▶ _Given records_:
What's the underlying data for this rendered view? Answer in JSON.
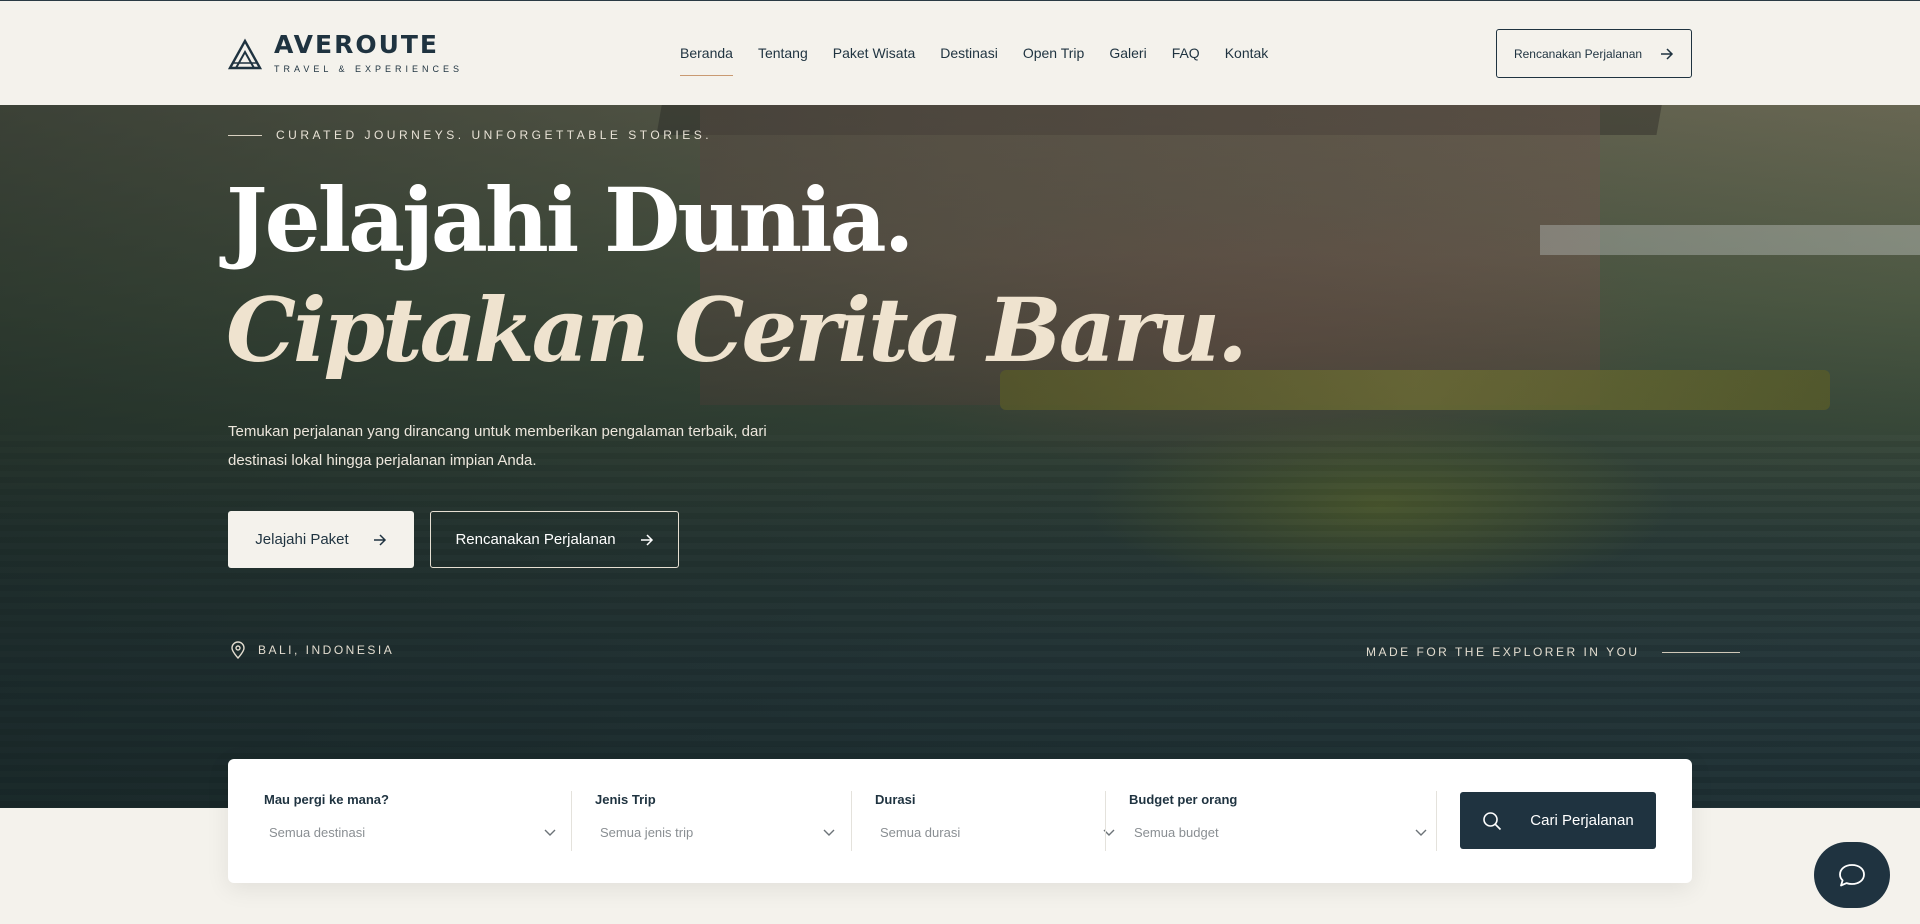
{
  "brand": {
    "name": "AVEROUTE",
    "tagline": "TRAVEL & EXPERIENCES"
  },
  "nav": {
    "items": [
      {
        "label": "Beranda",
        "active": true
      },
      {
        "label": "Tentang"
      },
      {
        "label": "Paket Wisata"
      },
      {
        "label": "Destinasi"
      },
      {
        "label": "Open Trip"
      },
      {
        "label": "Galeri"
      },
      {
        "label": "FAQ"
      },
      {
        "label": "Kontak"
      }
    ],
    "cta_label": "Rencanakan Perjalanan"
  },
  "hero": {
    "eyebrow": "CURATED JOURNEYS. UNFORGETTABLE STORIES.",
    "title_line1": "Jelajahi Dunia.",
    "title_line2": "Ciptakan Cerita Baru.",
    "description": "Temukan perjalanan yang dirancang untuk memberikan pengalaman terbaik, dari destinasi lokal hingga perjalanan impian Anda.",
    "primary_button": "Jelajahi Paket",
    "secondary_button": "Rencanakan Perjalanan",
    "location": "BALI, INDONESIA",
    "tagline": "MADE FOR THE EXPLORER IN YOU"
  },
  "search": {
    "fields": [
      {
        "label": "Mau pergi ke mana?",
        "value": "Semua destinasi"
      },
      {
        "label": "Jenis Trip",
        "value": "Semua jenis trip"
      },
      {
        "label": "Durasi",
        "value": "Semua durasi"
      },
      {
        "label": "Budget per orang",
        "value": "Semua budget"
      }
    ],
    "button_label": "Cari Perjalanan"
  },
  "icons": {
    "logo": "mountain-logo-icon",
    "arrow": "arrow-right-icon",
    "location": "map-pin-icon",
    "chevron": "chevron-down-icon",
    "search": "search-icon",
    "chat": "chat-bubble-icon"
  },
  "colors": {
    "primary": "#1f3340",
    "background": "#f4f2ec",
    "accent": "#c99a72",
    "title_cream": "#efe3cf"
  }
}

--

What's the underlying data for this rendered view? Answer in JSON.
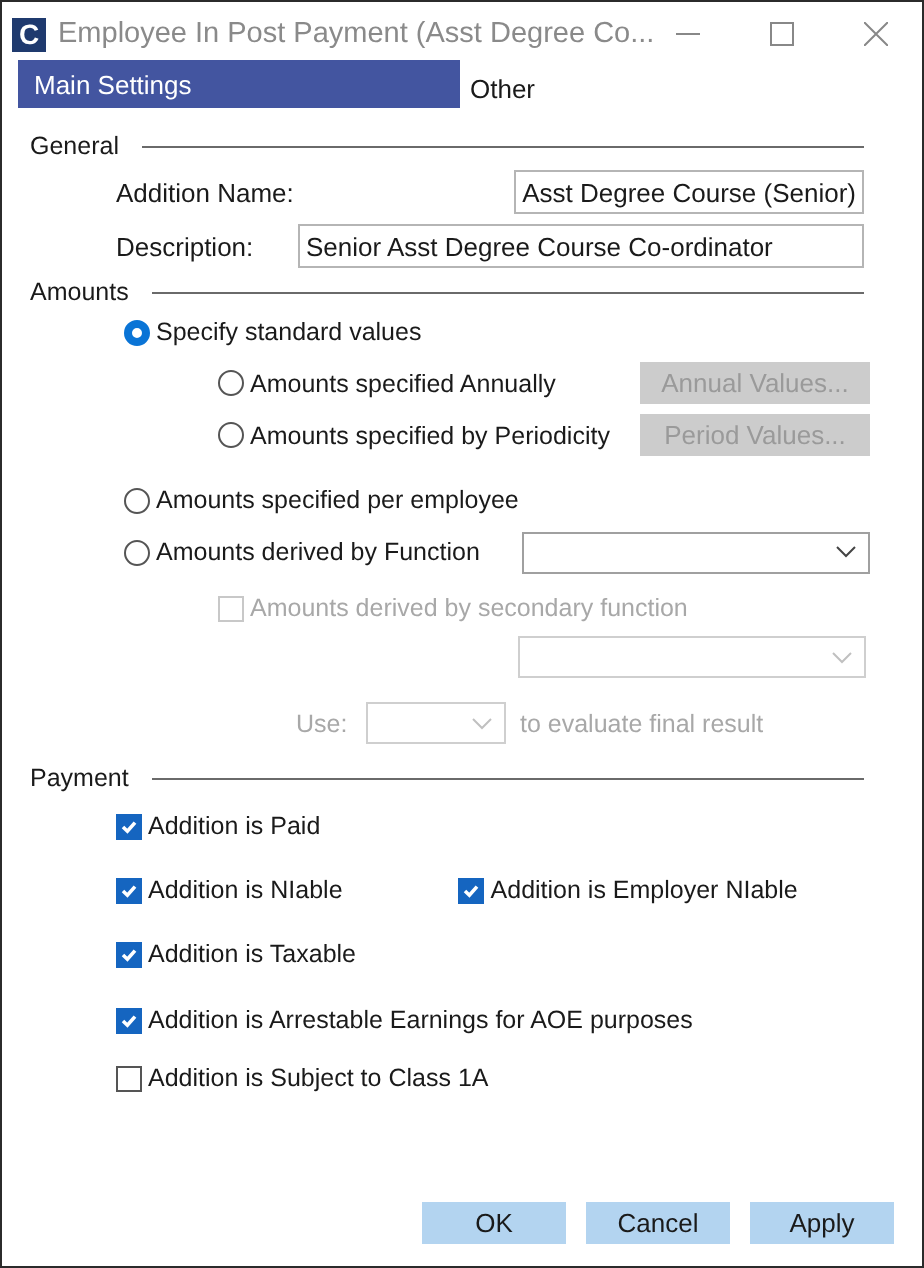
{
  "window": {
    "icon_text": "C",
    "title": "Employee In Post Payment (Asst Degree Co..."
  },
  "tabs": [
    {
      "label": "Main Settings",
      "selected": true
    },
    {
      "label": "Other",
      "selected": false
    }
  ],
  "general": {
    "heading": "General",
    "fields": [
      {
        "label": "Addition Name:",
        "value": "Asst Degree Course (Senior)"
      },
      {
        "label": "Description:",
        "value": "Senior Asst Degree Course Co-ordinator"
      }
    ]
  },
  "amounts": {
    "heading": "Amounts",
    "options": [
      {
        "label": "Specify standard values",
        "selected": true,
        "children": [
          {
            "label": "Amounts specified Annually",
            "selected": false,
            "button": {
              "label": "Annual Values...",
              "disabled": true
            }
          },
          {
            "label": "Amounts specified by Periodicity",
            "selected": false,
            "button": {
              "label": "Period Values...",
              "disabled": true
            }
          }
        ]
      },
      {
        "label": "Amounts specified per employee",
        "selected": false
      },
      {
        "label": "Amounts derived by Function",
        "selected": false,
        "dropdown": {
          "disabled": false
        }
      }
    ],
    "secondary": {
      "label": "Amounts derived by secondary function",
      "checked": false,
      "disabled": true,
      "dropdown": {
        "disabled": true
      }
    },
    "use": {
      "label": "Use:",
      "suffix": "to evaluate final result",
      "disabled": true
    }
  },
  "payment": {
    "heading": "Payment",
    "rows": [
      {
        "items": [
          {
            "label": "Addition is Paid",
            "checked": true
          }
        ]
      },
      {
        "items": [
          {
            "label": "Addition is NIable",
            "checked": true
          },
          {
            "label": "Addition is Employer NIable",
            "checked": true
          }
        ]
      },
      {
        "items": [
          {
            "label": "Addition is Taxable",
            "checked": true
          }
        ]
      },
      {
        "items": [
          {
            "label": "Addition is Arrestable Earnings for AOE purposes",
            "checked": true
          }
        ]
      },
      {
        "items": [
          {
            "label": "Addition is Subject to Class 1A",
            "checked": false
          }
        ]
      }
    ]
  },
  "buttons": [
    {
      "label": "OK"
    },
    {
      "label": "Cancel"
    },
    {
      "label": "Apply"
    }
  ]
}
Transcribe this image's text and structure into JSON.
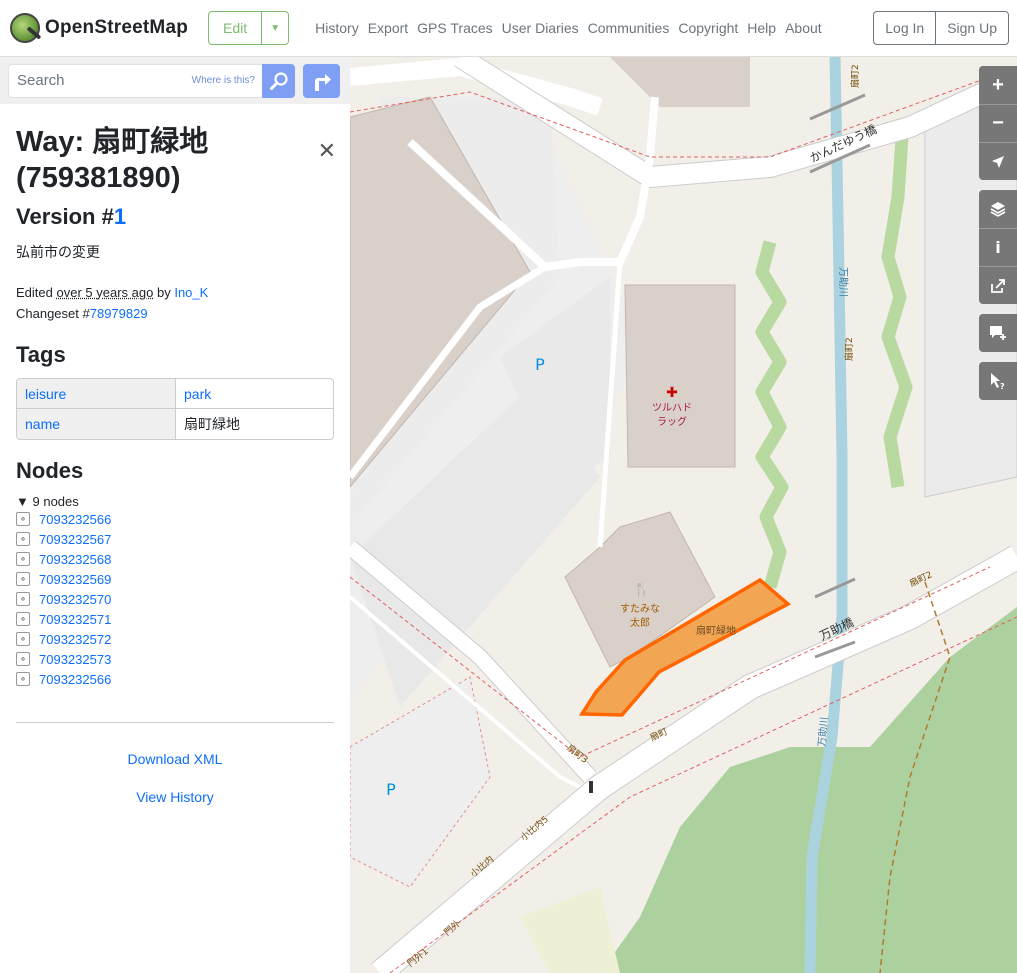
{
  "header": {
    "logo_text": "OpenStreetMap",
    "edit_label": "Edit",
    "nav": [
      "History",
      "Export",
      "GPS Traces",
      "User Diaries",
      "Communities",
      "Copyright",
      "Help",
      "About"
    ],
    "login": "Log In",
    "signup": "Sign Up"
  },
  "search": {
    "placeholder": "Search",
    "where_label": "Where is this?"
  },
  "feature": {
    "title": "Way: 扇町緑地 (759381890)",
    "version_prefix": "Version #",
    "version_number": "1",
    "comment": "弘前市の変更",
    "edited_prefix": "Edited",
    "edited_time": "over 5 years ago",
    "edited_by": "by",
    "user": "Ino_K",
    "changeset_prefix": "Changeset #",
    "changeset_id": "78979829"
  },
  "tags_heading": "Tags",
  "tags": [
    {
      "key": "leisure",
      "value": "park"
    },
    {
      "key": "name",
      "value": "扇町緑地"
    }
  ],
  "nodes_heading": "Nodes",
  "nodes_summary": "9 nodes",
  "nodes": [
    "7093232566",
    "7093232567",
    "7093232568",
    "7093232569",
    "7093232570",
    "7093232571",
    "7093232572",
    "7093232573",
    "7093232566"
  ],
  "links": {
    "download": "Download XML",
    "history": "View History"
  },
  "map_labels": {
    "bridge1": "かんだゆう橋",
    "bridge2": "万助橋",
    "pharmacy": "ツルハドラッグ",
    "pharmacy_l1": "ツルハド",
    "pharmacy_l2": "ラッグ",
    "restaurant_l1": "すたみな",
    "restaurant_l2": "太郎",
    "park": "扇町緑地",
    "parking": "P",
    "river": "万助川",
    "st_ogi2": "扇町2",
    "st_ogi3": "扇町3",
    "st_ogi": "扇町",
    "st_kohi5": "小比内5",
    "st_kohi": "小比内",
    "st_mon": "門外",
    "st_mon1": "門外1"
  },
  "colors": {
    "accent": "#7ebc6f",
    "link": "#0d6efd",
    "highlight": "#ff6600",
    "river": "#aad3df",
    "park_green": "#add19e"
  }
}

▶ _Your objective_: Pull out every line holding "扇町緑地" from the records above, and copy it.

▶ _Written answer_:
    "title": "Way: 扇町緑地 (759381890)",
      "value": "扇町緑地"
    "park": "扇町緑地",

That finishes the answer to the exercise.